◆ **To be done**
Copy all lines that contain the word "Target".

◆ **Records shown**
::::::::::

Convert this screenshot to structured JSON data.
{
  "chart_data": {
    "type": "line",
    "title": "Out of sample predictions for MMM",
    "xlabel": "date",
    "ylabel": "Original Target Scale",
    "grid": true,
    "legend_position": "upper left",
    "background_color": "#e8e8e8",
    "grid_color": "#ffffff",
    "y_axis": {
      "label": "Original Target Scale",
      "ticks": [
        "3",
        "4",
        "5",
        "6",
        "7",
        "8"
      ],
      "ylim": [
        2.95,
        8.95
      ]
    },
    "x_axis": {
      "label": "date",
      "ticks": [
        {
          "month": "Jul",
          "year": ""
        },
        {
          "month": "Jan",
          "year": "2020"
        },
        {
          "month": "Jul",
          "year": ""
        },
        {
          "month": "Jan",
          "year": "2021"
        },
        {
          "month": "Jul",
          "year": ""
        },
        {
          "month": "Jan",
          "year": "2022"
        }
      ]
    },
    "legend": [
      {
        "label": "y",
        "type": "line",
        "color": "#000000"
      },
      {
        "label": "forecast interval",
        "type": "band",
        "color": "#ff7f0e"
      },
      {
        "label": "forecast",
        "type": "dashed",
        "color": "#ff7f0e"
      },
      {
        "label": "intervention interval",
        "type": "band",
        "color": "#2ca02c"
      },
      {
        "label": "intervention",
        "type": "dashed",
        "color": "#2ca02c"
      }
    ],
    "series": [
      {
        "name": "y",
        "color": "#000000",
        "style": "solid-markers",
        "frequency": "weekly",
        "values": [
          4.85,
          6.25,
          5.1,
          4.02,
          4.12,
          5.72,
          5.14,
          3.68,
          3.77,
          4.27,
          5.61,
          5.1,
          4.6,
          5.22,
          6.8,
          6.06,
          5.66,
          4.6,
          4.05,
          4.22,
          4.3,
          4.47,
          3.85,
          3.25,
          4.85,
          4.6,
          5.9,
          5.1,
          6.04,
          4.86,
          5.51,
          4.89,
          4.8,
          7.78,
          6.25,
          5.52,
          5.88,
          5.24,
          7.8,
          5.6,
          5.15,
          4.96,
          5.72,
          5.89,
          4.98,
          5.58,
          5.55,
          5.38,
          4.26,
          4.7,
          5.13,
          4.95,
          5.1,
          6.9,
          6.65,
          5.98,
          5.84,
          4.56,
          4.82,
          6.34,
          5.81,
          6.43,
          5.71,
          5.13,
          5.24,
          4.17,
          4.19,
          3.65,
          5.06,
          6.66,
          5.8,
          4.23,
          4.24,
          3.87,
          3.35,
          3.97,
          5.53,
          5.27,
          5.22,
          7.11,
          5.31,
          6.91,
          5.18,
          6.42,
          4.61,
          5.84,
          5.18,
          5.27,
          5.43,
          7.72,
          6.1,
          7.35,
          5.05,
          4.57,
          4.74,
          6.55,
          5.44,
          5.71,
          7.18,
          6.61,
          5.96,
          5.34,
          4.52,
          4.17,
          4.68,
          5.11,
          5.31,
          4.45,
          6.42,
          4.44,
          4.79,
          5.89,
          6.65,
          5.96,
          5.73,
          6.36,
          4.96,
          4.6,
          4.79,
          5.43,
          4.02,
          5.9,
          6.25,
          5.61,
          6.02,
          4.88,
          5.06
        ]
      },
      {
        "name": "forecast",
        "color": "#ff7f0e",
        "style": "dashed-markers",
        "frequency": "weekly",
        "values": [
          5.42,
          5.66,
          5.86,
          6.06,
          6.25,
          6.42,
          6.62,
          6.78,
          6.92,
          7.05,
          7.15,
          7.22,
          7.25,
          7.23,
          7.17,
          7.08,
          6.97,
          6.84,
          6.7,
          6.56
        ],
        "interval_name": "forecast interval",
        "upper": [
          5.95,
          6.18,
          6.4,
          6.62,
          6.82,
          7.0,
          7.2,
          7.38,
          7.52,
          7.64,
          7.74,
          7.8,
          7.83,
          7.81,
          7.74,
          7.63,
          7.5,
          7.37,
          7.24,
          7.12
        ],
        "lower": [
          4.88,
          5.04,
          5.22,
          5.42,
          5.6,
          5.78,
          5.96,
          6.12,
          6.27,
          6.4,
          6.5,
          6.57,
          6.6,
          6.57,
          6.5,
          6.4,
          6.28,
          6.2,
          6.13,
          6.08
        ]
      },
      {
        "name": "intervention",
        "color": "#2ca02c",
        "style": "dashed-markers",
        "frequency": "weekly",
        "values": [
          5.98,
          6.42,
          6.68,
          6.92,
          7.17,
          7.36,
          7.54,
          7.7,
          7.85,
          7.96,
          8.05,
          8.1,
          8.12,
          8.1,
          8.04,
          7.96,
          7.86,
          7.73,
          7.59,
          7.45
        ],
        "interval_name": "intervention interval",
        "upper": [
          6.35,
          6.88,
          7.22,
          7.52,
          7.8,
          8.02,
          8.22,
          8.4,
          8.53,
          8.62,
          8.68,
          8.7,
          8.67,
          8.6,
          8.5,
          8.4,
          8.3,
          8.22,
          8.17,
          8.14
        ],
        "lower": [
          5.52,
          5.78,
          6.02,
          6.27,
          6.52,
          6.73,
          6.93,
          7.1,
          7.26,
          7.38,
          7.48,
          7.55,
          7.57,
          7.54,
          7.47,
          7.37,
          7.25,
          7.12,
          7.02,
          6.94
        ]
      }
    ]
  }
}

::::::::::

◆ **Output of the task**
    "ylabel": "Original Target Scale",
      "label": "Original Target Scale",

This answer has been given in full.